**Page text:**
AsciiDoc is a text document format for writing notes, documentation, articles, books, ebooks, slideshows, web pages, man pages and blogs. AsciiDoc files can be translated to many formats including HTML, PDF, EPUB, man page.
Any text editor can be used. Some websites, like Github, render AsciiDoc files directly into HTML.
To get use on it, We can refer trough an IDE with the corresponding plugin, or we have to install it localy on the computer.
IntelliJ AsciiDoc Plugin
A plugin for the IntelliJ platform (IntelliJ IDEA, RubyMine, etc.) that provides support for the AsciiDoc markup language. It also supports Antora, the documentation CMS build with AsciiDoc.
You can install the plugin (named “AsciiDoc”) from the plugins section inside your JetBrains IDE or download it from the JetBrains Plugin Repository.
Features
- Recognizes the AsciiDoc file extension (.adoc, .asciidoc, .ad)
- Provides a two-pane AsciiDoc preview editor based on AsciidoctorJ with live preview.
- Toolbar and context menu for basic formatting and to create tables.
- Refactor Markdown to AsciiDoc: Right click on a file, or use the Refactor menu, and the Markdown document will be replaced by the AsciiDoc equivalent. Also, supports undo if the user is not happy with the result!
AsciiDoc Installation
Installing from the GitHub repository
The AsciiDoc repository is hosted by GitHub. To browse the repository go to https://github.com/asciidoc/asciidoc-py3. You can install AsciiDoc from the repository if you don’t have an up to date packaged version, or you want to get the latest version from the master branch:
- Make sure you have Git installed; you can check with:
$ git --version
- Go to the directory you want to install AsciiDoc into and download the repository. This example gets the 9.0.3 tagged release:
$ cd ~/bin $ git clone https://github.com/asciidoc/asciidoc-py3 asciidoc-9.0.3 $ git checkout 9.0.3
You now have two choices: you can run asciidoc locally from your repository or you can use autoconf(1) and make(1) to perform a system-wide install.

**Entries shown:**
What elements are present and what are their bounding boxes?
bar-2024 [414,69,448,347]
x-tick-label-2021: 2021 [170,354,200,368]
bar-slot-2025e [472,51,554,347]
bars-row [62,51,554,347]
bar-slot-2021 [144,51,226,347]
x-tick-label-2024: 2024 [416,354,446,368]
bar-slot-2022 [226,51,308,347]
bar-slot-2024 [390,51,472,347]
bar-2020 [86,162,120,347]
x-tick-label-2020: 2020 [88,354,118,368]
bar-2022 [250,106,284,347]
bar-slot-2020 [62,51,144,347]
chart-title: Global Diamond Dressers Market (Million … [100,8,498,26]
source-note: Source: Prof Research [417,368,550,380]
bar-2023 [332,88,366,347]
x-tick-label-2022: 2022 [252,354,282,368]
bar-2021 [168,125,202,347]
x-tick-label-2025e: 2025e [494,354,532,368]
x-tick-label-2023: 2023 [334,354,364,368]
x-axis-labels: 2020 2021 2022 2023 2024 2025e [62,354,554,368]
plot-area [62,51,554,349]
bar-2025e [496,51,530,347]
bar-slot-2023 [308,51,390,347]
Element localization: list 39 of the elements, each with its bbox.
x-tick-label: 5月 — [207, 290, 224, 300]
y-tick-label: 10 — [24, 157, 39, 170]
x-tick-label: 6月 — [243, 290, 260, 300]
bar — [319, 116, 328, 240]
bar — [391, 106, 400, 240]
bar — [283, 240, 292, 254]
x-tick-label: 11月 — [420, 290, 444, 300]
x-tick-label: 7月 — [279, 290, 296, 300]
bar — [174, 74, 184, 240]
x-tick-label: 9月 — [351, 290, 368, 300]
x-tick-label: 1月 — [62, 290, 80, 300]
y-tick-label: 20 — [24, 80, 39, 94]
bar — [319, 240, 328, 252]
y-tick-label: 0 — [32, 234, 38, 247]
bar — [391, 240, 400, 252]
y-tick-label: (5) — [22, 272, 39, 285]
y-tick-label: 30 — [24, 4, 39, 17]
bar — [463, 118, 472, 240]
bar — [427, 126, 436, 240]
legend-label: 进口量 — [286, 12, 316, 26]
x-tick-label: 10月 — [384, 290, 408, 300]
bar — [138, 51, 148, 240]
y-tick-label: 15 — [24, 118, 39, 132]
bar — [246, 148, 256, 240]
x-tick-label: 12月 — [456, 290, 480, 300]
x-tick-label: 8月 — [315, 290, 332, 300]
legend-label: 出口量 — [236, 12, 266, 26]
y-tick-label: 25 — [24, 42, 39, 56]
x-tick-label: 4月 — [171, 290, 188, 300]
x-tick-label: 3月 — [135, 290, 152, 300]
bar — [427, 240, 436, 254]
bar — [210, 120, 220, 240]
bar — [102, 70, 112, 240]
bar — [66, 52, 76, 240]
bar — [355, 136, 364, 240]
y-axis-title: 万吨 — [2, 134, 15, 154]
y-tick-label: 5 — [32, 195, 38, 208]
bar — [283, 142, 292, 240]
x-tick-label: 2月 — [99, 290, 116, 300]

**Problem:** Pick up the AsciiDoc text after its last sentence and continue it. The items are not needed for the work that follows.

**Response to the exercise:**
Running asciidoc from your local copy
Create a symlink to the AsciiDoc script in a search PATH
directory so it’s easy to execute asciidoc
from the command line, for example:
$ ln -s ~/bin/asciidoc-9.0.3/asciidoc.py ~/bin/asciidoc
$ ln -s ~/bin/asciidoc-9.0.3/a2x.py ~/bin/a2x
Use the git pull
command to update your local AsciiDoc repository.
Installing asciidoc for all users
Create configure
using autoconf(1); use configure
to create the Makefile
; run make(1); build the man pages; install:
$ autoconf
$ ./configure
$ make
$ sudo make install
To uninstall:
$ sudo make uninstall
Prepackaged AsciiDoc installation
The following platform-specific AsciiDoc packages are available:
Fedora Linux
AsciiDoc is included in Fedora Extras, which is available in the default Fedora installation. To install asciidoc, execute the following command:
$ yum install asciidoc
Ubuntu / Debian
AsciiDoc is included in Ubuntu / Debian package manager. To install, execute the following command:
$ apt install asciidoc
macOS Homebrew
AsciiDoc has been packaged in homebrew and is installable using the following command:
$ brew install asciidoc
See also Packager Notes in the AsciiDoc User Guide.
Overview and Examples
You write an AsciiDoc document the same way you would write a normal text document, there are no markup tags or weird format notations. AsciiDoc files are designed to be viewed, edited and printed directly or translated to other presentation formats using the asciidoc(1)
command.
The asciidoc(1)
command translates AsciiDoc files to HTML, XHTML and DocBook markups. DocBook can be post-processed to presentation formats such as HTML, PDF, EPUB, DVI, LaTeX, roff, and Postscript using readily available Open Source tools.
Example Articles
- This XHTML version of the AsciiDoc User Guide was generated by AsciiDoc from this AsciiDoc file.
- Here’s the same document created by first generating DocBook markup using AsciiDoc and then converting the DocBook markup to HTML using DocBook XSL Stylesheets.
- The User Guide again, this time a chunked version.
- AsciiDoc generated this stand-alone HTML file containing embedded CSS, JavaScript and images from this AsciiDoc article template with this command:
asciidoc -a data-uri -a icons -a toc -a max-width=55em article.txt
- The same AsciiDoc article template generated this HTML 5 (the toc2 attribute puts a table of contents in the left margin) from this command:
asciidoc -b html5 -a icons -a toc2 -a theme=flask article.txt
- The same AsciiDoc article template produced this HTML file and this PDF file via DocBook markup generated by AsciiDoc.